------ EXERCISE MATERIALS ------
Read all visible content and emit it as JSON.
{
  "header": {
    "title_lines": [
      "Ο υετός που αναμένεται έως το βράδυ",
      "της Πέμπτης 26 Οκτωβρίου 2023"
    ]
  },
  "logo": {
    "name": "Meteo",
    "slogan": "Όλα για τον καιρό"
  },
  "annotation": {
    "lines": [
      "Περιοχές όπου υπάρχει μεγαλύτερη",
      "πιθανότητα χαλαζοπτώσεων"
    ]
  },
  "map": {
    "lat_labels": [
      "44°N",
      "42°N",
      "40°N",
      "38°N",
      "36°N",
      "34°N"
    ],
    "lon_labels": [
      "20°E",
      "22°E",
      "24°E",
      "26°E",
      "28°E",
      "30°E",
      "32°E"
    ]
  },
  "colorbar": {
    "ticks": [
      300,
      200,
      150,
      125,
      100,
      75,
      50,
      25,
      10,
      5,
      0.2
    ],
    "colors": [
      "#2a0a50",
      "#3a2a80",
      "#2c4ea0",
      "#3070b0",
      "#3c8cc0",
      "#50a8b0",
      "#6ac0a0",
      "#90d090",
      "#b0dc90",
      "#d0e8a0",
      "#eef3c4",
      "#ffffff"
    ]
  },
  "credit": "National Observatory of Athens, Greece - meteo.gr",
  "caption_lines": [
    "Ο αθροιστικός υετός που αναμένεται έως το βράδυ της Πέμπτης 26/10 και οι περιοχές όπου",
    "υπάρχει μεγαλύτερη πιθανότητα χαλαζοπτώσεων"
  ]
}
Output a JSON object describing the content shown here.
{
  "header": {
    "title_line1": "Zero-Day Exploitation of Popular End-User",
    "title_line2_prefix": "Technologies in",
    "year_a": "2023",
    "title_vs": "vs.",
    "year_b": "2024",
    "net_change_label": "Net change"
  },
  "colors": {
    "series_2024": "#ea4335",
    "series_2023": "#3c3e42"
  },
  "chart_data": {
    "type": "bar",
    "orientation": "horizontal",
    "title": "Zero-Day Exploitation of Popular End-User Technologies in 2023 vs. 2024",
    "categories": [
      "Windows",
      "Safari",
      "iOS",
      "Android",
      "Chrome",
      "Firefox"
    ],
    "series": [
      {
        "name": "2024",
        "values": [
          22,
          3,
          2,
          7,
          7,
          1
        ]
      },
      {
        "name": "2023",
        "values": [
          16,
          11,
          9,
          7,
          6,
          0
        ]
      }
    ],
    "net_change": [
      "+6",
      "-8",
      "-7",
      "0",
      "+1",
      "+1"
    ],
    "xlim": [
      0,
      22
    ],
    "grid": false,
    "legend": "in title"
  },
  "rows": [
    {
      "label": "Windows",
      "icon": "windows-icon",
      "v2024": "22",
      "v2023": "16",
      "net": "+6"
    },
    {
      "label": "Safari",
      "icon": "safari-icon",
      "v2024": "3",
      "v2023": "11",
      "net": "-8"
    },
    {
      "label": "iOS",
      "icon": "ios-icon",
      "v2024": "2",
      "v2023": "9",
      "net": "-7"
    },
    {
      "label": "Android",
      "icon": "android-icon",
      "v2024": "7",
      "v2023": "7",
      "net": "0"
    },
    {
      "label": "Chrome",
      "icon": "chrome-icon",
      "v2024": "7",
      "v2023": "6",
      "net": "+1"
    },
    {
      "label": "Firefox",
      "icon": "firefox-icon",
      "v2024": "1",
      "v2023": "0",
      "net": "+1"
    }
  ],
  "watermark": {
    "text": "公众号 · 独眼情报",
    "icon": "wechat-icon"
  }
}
------
• TASK DESCRIPTION
Extract the complete data, matching each line exactly.

• WRITTEN RESPONSE
Read all visible content and emit it as JSON.
{
  "header": {
    "title_lines": [
      "Ο υετός που αναμένεται έως το βράδυ",
      "της Πέμπτης 26 Οκτωβρίου 2023"
    ]
  },
  "logo": {
    "name": "Meteo",
    "slogan": "Όλα για τον καιρό"
  },
  "annotation": {
    "lines": [
      "Περιοχές όπου υπάρχει μεγαλύτερη",
      "πιθανότητα χαλαζοπτώσεων"
    ]
  },
  "map": {
    "lat_labels": [
      "44°N",
      "42°N",
      "40°N",
      "38°N",
      "36°N",
      "34°N"
    ],
    "lon_labels": [
      "20°E",
      "22°E",
      "24°E",
      "26°E",
      "28°E",
      "30°E",
      "32°E"
    ]
  },
  "colorbar": {
    "ticks": [
      300,
      200,
      150,
      125,
      100,
      75,
      50,
      25,
      10,
      5,
      0.2
    ],
    "colors": [
      "#2a0a50",
      "#3a2a80",
      "#2c4ea0",
      "#3070b0",
      "#3c8cc0",
      "#50a8b0",
      "#6ac0a0",
      "#90d090",
      "#b0dc90",
      "#d0e8a0",
      "#eef3c4",
      "#ffffff"
    ]
  },
  "credit": "National Observatory of Athens, Greece - meteo.gr",
  "caption_lines": [
    "Ο αθροιστικός υετός που αναμένεται έως το βράδυ της Πέμπτης 26/10 και οι περιοχές όπου",
    "υπάρχει μεγαλύτερη πιθανότητα χαλαζοπτώσεων"
  ]
}
Output a JSON object describing the content shown here.
{
  "header": {
    "title_line1": "Zero-Day Exploitation of Popular End-User",
    "title_line2_prefix": "Technologies in",
    "year_a": "2023",
    "title_vs": "vs.",
    "year_b": "2024",
    "net_change_label": "Net change"
  },
  "colors": {
    "series_2024": "#ea4335",
    "series_2023": "#3c3e42"
  },
  "chart_data": {
    "type": "bar",
    "orientation": "horizontal",
    "title": "Zero-Day Exploitation of Popular End-User Technologies in 2023 vs. 2024",
    "categories": [
      "Windows",
      "Safari",
      "iOS",
      "Android",
      "Chrome",
      "Firefox"
    ],
    "series": [
      {
        "name": "2024",
        "values": [
          22,
          3,
          2,
          7,
          7,
          1
        ]
      },
      {
        "name": "2023",
        "values": [
          16,
          11,
          9,
          7,
          6,
          0
        ]
      }
    ],
    "net_change": [
      "+6",
      "-8",
      "-7",
      "0",
      "+1",
      "+1"
    ],
    "xlim": [
      0,
      22
    ],
    "grid": false,
    "legend": "in title"
  },
  "rows": [
    {
      "label": "Windows",
      "icon": "windows-icon",
      "v2024": "22",
      "v2023": "16",
      "net": "+6"
    },
    {
      "label": "Safari",
      "icon": "safari-icon",
      "v2024": "3",
      "v2023": "11",
      "net": "-8"
    },
    {
      "label": "iOS",
      "icon": "ios-icon",
      "v2024": "2",
      "v2023": "9",
      "net": "-7"
    },
    {
      "label": "Android",
      "icon": "android-icon",
      "v2024": "7",
      "v2023": "7",
      "net": "0"
    },
    {
      "label": "Chrome",
      "icon": "chrome-icon",
      "v2024": "7",
      "v2023": "6",
      "net": "+1"
    },
    {
      "label": "Firefox",
      "icon": "firefox-icon",
      "v2024": "1",
      "v2023": "0",
      "net": "+1"
    }
  ],
  "watermark": {
    "text": "公众号 · 独眼情报",
    "icon": "wechat-icon"
  }
}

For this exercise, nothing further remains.